Brief :: Skip the pictures. Reproduce all other material exactly.

─── Stored data

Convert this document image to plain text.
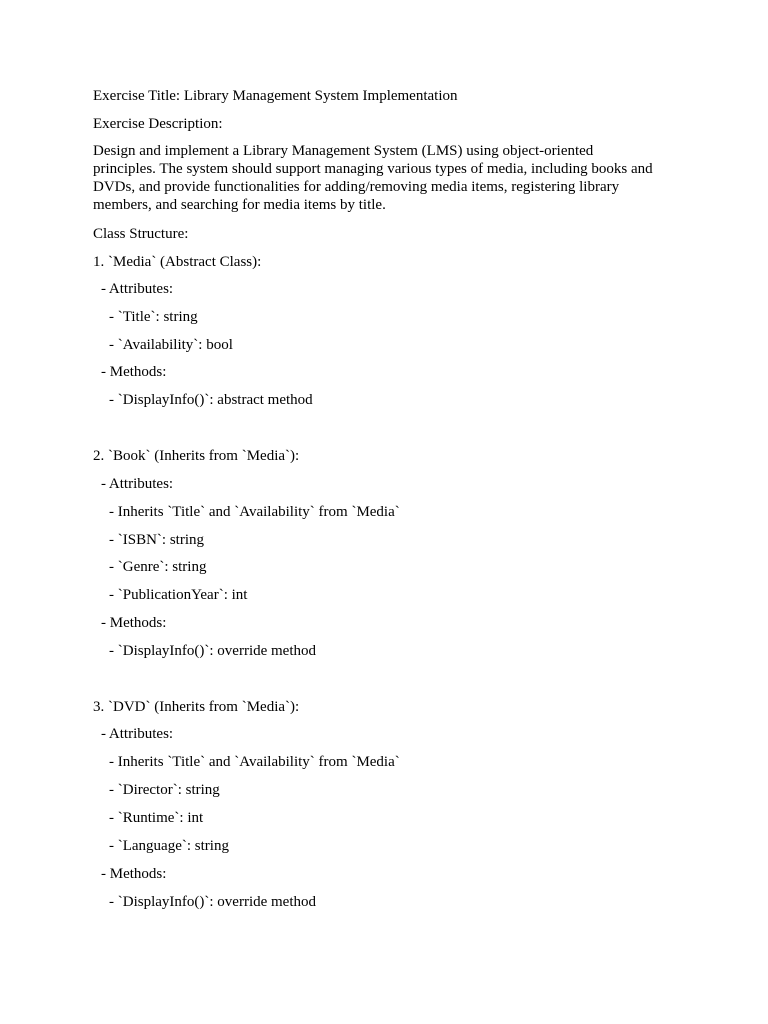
Exercise Title: Library Management System Implementation
Exercise Description:
Design and implement a Library Management System (LMS) using object-oriented
principles. The system should support managing various types of media, including books and
DVDs, and provide functionalities for adding/removing media items, registering library
members, and searching for media items by title.
Class Structure:
1. `Media` (Abstract Class):
- Attributes:
- `Title`: string
- `Availability`: bool
- Methods:
- `DisplayInfo()`: abstract method
2. `Book` (Inherits from `Media`):
- Attributes:
- Inherits `Title` and `Availability` from `Media`
- `ISBN`: string
- `Genre`: string
- `PublicationYear`: int
- Methods:
- `DisplayInfo()`: override method
3. `DVD` (Inherits from `Media`):
- Attributes:
- Inherits `Title` and `Availability` from `Media`
- `Director`: string
- `Runtime`: int
- `Language`: string
- Methods:
- `DisplayInfo()`: override method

──────

Exercise solution ::
Convert this document image to plain text.
Exercise Title: Library Management System Implementation
Exercise Description:
Design and implement a Library Management System (LMS) using object-oriented
principles. The system should support managing various types of media, including books and
DVDs, and provide functionalities for adding/removing media items, registering library
members, and searching for media items by title.
Class Structure:
1. `Media` (Abstract Class):
- Attributes:
- `Title`: string
- `Availability`: bool
- Methods:
- `DisplayInfo()`: abstract method
2. `Book` (Inherits from `Media`):
- Attributes:
- Inherits `Title` and `Availability` from `Media`
- `ISBN`: string
- `Genre`: string
- `PublicationYear`: int
- Methods:
- `DisplayInfo()`: override method
3. `DVD` (Inherits from `Media`):
- Attributes:
- Inherits `Title` and `Availability` from `Media`
- `Director`: string
- `Runtime`: int
- `Language`: string
- Methods:
- `DisplayInfo()`: override method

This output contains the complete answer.